Beliebiges Studium reicht doch nicht für Gastgewerbenachweis
Akademiker verlieren ein Privileg: Sie sind laut Verfassungsgerichtshof nicht mehr automatisch befähigt, ein Wirtshaus zu betreiben
Der Verfassungsgerichtshof (VfGH) hat ein Privileg in der Gewerbeordnung abgeräumt: Akademiker (ohne einschlägige Ausbildung) dürfen ohne Gewerbeschein ab sofort kein Gasthaus oder Restaurant mehr eröffnen. Denn laut dem VfGH-Erkenntnis vom 28. Februar 2024 reicht ein beliebiger Studienabschluss künftig nicht mehr als Befähigungsnachweis für das Gastgewerbe aus.

### Datensätze
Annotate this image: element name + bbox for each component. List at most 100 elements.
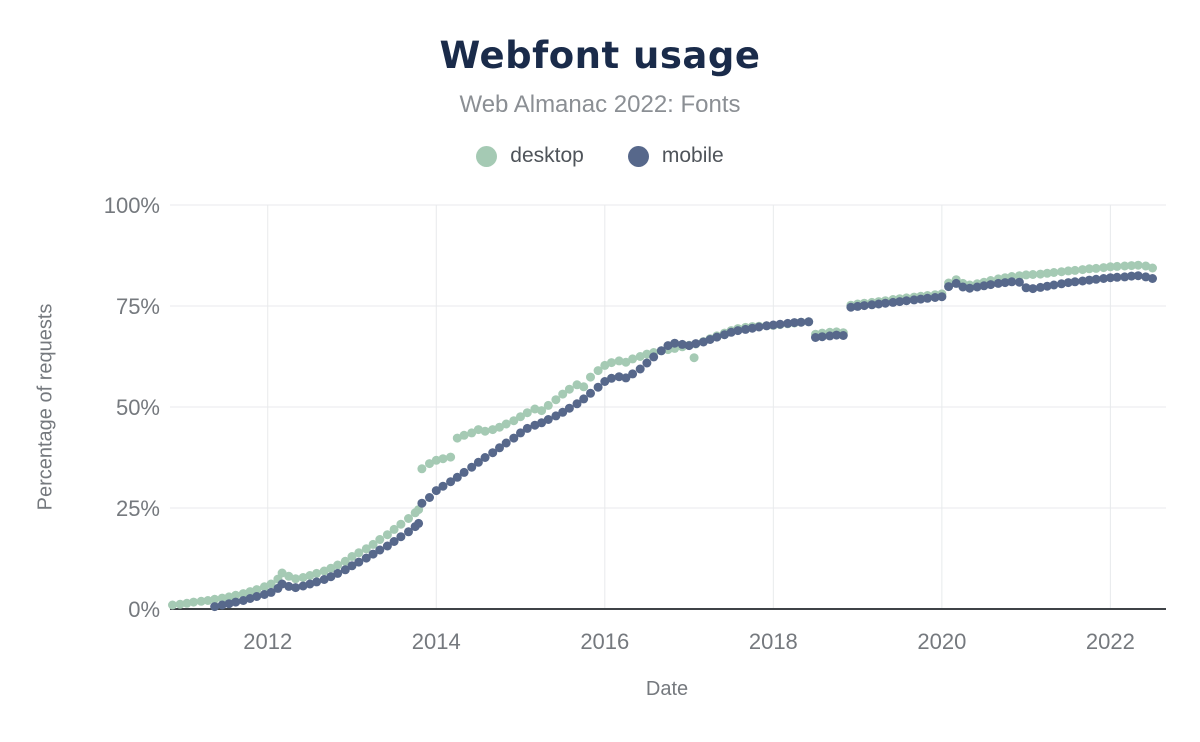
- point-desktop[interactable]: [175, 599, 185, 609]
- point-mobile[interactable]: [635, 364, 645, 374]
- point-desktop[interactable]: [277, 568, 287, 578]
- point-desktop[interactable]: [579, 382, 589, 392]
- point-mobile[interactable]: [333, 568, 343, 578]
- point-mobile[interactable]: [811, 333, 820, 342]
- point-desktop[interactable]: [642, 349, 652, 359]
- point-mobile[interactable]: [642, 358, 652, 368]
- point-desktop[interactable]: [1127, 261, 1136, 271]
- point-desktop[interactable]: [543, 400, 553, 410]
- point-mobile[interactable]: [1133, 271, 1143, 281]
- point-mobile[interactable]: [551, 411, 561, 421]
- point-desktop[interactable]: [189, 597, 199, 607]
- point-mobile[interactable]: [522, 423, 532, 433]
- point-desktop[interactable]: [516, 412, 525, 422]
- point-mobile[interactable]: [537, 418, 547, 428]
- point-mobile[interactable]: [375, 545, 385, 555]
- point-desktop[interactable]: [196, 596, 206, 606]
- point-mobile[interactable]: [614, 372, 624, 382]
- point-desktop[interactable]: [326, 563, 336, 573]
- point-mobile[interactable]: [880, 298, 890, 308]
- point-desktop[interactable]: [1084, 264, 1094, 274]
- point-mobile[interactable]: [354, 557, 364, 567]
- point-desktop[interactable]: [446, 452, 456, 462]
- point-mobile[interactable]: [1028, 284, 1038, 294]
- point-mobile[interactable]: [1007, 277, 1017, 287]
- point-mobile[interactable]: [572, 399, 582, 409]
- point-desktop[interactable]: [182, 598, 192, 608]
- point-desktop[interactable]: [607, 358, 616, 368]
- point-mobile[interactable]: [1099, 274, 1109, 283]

### Die Aufgaben
[1] An welchem Tag erging laut dem Beitrag über den Befähigungsnachweis für das Gastgewerbe das Erkenntnis des Verfassungsgerichtshofs?
[2] Setzen Sie den Beitrag über den Gastgewerbenachweis für Akademiker im Anschluss an seinen letzten Satz fort.

### Lösungen zur Übung
[1] Am 28. Februar 2024.

[2]
Der VfGH sah in der Bestimmung nämlich einen Verstoß gegen den Gleichheitsgrundsatz und kassierte diesen Teil der Verordnung. In allen anderen Fällen sei ein Nachweis einschlägiger Fachkenntnisse erforderlich, und es liege im öffentlichen Interesse, einen gewissen Standard fachlicher Leistungen durch fundierte Berufsvorbildung sowie eine ausreichende praktische Tätigkeit zu sichern. Zu diesem Zweck sei der Nachweis entsprechender Kenntnisse, Fähigkeiten und Erfahrungen zu verlangen, schreibt der VfGH unter Verweis auf seine früheren Entscheidungen in dem Erkenntnis, das dem STANDARD vorliegt. Es gehe schließlich auch um die Abwehr von Gefahren für die Gesundheit und Sicherheit sowie den Schutz der Konsumenten.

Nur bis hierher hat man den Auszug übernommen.